Written problem - Quote the entries in full, character for character, without their images.

Data records:
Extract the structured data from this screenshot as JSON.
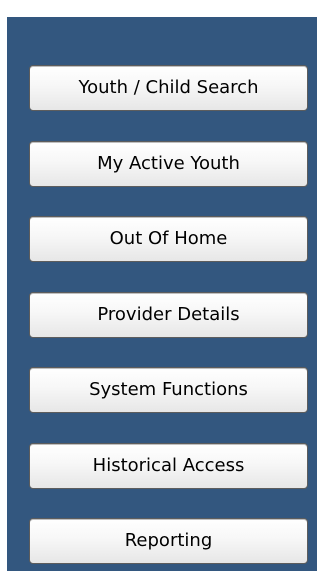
{
  "colors": {
    "panel_background": "#33577f",
    "button_border": "#5d5d5d",
    "button_text": "#000000"
  },
  "navigation": {
    "buttons": [
      {
        "label": "Youth / Child Search"
      },
      {
        "label": "My Active Youth"
      },
      {
        "label": "Out Of Home"
      },
      {
        "label": "Provider Details"
      },
      {
        "label": "System Functions"
      },
      {
        "label": "Historical Access"
      },
      {
        "label": "Reporting"
      }
    ]
  }
}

Written solution -
Extract the structured data from this screenshot as JSON.
{
  "colors": {
    "panel_background": "#33577f",
    "button_border": "#5d5d5d",
    "button_text": "#000000"
  },
  "navigation": {
    "buttons": [
      {
        "label": "Youth / Child Search"
      },
      {
        "label": "My Active Youth"
      },
      {
        "label": "Out Of Home"
      },
      {
        "label": "Provider Details"
      },
      {
        "label": "System Functions"
      },
      {
        "label": "Historical Access"
      },
      {
        "label": "Reporting"
      }
    ]
  }
}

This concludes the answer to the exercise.